-- What to work on --
Reproduce the listing below verbatim.

-- Data extracted from a collection --
:::::
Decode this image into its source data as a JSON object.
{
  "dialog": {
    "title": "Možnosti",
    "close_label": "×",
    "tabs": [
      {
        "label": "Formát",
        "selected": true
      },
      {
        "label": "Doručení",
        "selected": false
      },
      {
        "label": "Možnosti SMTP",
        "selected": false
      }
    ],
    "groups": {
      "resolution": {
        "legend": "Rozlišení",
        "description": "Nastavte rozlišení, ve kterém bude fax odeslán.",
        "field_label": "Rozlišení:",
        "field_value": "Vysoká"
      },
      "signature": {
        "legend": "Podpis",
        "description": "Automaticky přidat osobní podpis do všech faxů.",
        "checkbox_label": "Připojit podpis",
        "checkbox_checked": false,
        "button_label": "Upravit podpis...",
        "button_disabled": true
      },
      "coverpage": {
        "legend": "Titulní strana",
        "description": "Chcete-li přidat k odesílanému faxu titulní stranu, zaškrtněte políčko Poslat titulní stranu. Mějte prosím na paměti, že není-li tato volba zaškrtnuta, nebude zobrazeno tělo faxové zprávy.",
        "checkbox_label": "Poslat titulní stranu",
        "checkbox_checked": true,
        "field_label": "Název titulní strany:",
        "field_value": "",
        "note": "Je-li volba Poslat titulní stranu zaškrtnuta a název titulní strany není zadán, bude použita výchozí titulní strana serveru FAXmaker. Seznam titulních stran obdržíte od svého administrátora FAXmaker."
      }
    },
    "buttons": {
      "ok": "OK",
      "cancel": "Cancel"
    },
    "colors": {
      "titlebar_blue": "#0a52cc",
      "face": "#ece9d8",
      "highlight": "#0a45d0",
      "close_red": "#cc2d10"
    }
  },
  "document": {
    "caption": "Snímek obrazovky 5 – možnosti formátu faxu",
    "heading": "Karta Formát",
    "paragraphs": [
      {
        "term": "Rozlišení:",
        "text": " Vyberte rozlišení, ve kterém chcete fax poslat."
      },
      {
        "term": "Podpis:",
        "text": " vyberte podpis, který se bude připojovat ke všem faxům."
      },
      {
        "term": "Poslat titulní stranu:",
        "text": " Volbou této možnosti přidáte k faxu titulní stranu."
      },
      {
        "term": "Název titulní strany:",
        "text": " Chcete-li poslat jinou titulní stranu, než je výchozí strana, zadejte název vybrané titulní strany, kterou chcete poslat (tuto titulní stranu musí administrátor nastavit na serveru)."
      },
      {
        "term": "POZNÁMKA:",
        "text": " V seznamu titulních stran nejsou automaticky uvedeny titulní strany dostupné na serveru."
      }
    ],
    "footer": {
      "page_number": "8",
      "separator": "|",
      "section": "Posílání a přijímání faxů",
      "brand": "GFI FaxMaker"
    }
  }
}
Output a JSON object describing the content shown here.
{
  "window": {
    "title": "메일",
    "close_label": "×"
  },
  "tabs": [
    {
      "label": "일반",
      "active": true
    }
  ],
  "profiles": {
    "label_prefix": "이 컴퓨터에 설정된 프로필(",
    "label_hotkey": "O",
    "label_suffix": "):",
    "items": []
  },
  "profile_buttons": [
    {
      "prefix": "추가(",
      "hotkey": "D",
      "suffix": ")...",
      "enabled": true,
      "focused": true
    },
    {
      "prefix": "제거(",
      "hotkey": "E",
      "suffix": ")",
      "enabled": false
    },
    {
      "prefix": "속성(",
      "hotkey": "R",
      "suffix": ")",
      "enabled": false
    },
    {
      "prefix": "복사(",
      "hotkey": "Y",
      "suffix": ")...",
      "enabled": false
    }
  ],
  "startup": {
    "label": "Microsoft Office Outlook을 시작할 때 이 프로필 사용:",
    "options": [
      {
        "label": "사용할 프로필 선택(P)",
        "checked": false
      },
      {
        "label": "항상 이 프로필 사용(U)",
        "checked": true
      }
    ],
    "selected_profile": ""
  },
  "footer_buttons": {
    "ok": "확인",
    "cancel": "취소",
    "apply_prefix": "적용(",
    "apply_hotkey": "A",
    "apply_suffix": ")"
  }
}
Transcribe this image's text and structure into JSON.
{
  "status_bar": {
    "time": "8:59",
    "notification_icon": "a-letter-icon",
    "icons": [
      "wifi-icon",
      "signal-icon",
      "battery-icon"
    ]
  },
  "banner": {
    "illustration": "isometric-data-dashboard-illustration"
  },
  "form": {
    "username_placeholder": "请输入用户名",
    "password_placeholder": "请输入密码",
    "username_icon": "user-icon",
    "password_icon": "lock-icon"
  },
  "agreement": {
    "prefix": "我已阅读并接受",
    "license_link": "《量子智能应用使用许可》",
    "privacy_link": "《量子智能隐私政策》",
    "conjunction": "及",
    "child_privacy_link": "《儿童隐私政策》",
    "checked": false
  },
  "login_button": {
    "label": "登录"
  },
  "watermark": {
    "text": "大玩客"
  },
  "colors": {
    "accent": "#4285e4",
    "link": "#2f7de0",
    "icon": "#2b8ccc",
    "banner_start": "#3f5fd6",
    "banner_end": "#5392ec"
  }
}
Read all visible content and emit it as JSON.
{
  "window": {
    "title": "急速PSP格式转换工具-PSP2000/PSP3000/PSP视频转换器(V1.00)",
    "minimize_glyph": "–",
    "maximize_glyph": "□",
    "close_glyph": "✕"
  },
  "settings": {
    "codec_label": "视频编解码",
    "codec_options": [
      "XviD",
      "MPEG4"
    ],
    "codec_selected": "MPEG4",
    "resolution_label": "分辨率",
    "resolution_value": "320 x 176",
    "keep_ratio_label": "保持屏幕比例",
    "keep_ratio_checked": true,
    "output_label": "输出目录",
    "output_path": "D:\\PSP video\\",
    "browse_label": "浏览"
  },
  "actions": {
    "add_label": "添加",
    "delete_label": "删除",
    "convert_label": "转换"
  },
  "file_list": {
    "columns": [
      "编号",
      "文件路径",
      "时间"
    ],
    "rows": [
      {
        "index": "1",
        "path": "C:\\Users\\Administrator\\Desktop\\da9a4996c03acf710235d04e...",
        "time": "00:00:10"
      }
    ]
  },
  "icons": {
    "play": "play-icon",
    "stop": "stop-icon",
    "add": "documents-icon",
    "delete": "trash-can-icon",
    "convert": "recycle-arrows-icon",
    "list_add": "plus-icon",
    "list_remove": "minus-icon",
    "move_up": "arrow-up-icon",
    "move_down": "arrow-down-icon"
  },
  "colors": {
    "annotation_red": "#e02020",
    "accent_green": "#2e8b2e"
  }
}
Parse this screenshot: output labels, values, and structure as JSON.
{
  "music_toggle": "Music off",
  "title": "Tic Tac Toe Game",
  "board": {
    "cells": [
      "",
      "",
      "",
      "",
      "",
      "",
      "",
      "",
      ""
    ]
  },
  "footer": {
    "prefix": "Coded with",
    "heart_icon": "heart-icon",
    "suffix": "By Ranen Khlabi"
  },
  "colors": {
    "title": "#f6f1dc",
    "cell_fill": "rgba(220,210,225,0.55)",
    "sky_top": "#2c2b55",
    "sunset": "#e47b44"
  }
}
:::::
-- Worked answer --
Decode this image into its source data as a JSON object.
{
  "dialog": {
    "title": "Možnosti",
    "close_label": "×",
    "tabs": [
      {
        "label": "Formát",
        "selected": true
      },
      {
        "label": "Doručení",
        "selected": false
      },
      {
        "label": "Možnosti SMTP",
        "selected": false
      }
    ],
    "groups": {
      "resolution": {
        "legend": "Rozlišení",
        "description": "Nastavte rozlišení, ve kterém bude fax odeslán.",
        "field_label": "Rozlišení:",
        "field_value": "Vysoká"
      },
      "signature": {
        "legend": "Podpis",
        "description": "Automaticky přidat osobní podpis do všech faxů.",
        "checkbox_label": "Připojit podpis",
        "checkbox_checked": false,
        "button_label": "Upravit podpis...",
        "button_disabled": true
      },
      "coverpage": {
        "legend": "Titulní strana",
        "description": "Chcete-li přidat k odesílanému faxu titulní stranu, zaškrtněte políčko Poslat titulní stranu. Mějte prosím na paměti, že není-li tato volba zaškrtnuta, nebude zobrazeno tělo faxové zprávy.",
        "checkbox_label": "Poslat titulní stranu",
        "checkbox_checked": true,
        "field_label": "Název titulní strany:",
        "field_value": "",
        "note": "Je-li volba Poslat titulní stranu zaškrtnuta a název titulní strany není zadán, bude použita výchozí titulní strana serveru FAXmaker. Seznam titulních stran obdržíte od svého administrátora FAXmaker."
      }
    },
    "buttons": {
      "ok": "OK",
      "cancel": "Cancel"
    },
    "colors": {
      "titlebar_blue": "#0a52cc",
      "face": "#ece9d8",
      "highlight": "#0a45d0",
      "close_red": "#cc2d10"
    }
  },
  "document": {
    "caption": "Snímek obrazovky 5 – možnosti formátu faxu",
    "heading": "Karta Formát",
    "paragraphs": [
      {
        "term": "Rozlišení:",
        "text": " Vyberte rozlišení, ve kterém chcete fax poslat."
      },
      {
        "term": "Podpis:",
        "text": " vyberte podpis, který se bude připojovat ke všem faxům."
      },
      {
        "term": "Poslat titulní stranu:",
        "text": " Volbou této možnosti přidáte k faxu titulní stranu."
      },
      {
        "term": "Název titulní strany:",
        "text": " Chcete-li poslat jinou titulní stranu, než je výchozí strana, zadejte název vybrané titulní strany, kterou chcete poslat (tuto titulní stranu musí administrátor nastavit na serveru)."
      },
      {
        "term": "POZNÁMKA:",
        "text": " V seznamu titulních stran nejsou automaticky uvedeny titulní strany dostupné na serveru."
      }
    ],
    "footer": {
      "page_number": "8",
      "separator": "|",
      "section": "Posílání a přijímání faxů",
      "brand": "GFI FaxMaker"
    }
  }
}
Output a JSON object describing the content shown here.
{
  "window": {
    "title": "메일",
    "close_label": "×"
  },
  "tabs": [
    {
      "label": "일반",
      "active": true
    }
  ],
  "profiles": {
    "label_prefix": "이 컴퓨터에 설정된 프로필(",
    "label_hotkey": "O",
    "label_suffix": "):",
    "items": []
  },
  "profile_buttons": [
    {
      "prefix": "추가(",
      "hotkey": "D",
      "suffix": ")...",
      "enabled": true,
      "focused": true
    },
    {
      "prefix": "제거(",
      "hotkey": "E",
      "suffix": ")",
      "enabled": false
    },
    {
      "prefix": "속성(",
      "hotkey": "R",
      "suffix": ")",
      "enabled": false
    },
    {
      "prefix": "복사(",
      "hotkey": "Y",
      "suffix": ")...",
      "enabled": false
    }
  ],
  "startup": {
    "label": "Microsoft Office Outlook을 시작할 때 이 프로필 사용:",
    "options": [
      {
        "label": "사용할 프로필 선택(P)",
        "checked": false
      },
      {
        "label": "항상 이 프로필 사용(U)",
        "checked": true
      }
    ],
    "selected_profile": ""
  },
  "footer_buttons": {
    "ok": "확인",
    "cancel": "취소",
    "apply_prefix": "적용(",
    "apply_hotkey": "A",
    "apply_suffix": ")"
  }
}
Transcribe this image's text and structure into JSON.
{
  "status_bar": {
    "time": "8:59",
    "notification_icon": "a-letter-icon",
    "icons": [
      "wifi-icon",
      "signal-icon",
      "battery-icon"
    ]
  },
  "banner": {
    "illustration": "isometric-data-dashboard-illustration"
  },
  "form": {
    "username_placeholder": "请输入用户名",
    "password_placeholder": "请输入密码",
    "username_icon": "user-icon",
    "password_icon": "lock-icon"
  },
  "agreement": {
    "prefix": "我已阅读并接受",
    "license_link": "《量子智能应用使用许可》",
    "privacy_link": "《量子智能隐私政策》",
    "conjunction": "及",
    "child_privacy_link": "《儿童隐私政策》",
    "checked": false
  },
  "login_button": {
    "label": "登录"
  },
  "watermark": {
    "text": "大玩客"
  },
  "colors": {
    "accent": "#4285e4",
    "link": "#2f7de0",
    "icon": "#2b8ccc",
    "banner_start": "#3f5fd6",
    "banner_end": "#5392ec"
  }
}
Read all visible content and emit it as JSON.
{
  "window": {
    "title": "急速PSP格式转换工具-PSP2000/PSP3000/PSP视频转换器(V1.00)",
    "minimize_glyph": "–",
    "maximize_glyph": "□",
    "close_glyph": "✕"
  },
  "settings": {
    "codec_label": "视频编解码",
    "codec_options": [
      "XviD",
      "MPEG4"
    ],
    "codec_selected": "MPEG4",
    "resolution_label": "分辨率",
    "resolution_value": "320 x 176",
    "keep_ratio_label": "保持屏幕比例",
    "keep_ratio_checked": true,
    "output_label": "输出目录",
    "output_path": "D:\\PSP video\\",
    "browse_label": "浏览"
  },
  "actions": {
    "add_label": "添加",
    "delete_label": "删除",
    "convert_label": "转换"
  },
  "file_list": {
    "columns": [
      "编号",
      "文件路径",
      "时间"
    ],
    "rows": [
      {
        "index": "1",
        "path": "C:\\Users\\Administrator\\Desktop\\da9a4996c03acf710235d04e...",
        "time": "00:00:10"
      }
    ]
  },
  "icons": {
    "play": "play-icon",
    "stop": "stop-icon",
    "add": "documents-icon",
    "delete": "trash-can-icon",
    "convert": "recycle-arrows-icon",
    "list_add": "plus-icon",
    "list_remove": "minus-icon",
    "move_up": "arrow-up-icon",
    "move_down": "arrow-down-icon"
  },
  "colors": {
    "annotation_red": "#e02020",
    "accent_green": "#2e8b2e"
  }
}
Parse this screenshot: output labels, values, and structure as JSON.
{
  "music_toggle": "Music off",
  "title": "Tic Tac Toe Game",
  "board": {
    "cells": [
      "",
      "",
      "",
      "",
      "",
      "",
      "",
      "",
      ""
    ]
  },
  "footer": {
    "prefix": "Coded with",
    "heart_icon": "heart-icon",
    "suffix": "By Ranen Khlabi"
  },
  "colors": {
    "title": "#f6f1dc",
    "cell_fill": "rgba(220,210,225,0.55)",
    "sky_top": "#2c2b55",
    "sunset": "#e47b44"
  }
}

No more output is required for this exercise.